Each record is to be printed again precisely as it reads.

--

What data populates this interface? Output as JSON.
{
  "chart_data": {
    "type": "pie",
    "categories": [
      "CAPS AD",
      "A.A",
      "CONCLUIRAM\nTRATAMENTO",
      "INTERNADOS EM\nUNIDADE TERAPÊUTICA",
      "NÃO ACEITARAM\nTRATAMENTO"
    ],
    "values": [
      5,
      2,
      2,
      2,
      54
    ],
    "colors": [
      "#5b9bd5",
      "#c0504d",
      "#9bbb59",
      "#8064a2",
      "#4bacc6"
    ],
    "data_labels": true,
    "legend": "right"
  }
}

--

Task answer:
What data populates this interface? Output as JSON.
{
  "chart_data": {
    "type": "pie",
    "categories": [
      "CAPS AD",
      "A.A",
      "CONCLUIRAM\nTRATAMENTO",
      "INTERNADOS EM\nUNIDADE TERAPÊUTICA",
      "NÃO ACEITARAM\nTRATAMENTO"
    ],
    "values": [
      5,
      2,
      2,
      2,
      54
    ],
    "colors": [
      "#5b9bd5",
      "#c0504d",
      "#9bbb59",
      "#8064a2",
      "#4bacc6"
    ],
    "data_labels": true,
    "legend": "right"
  }
}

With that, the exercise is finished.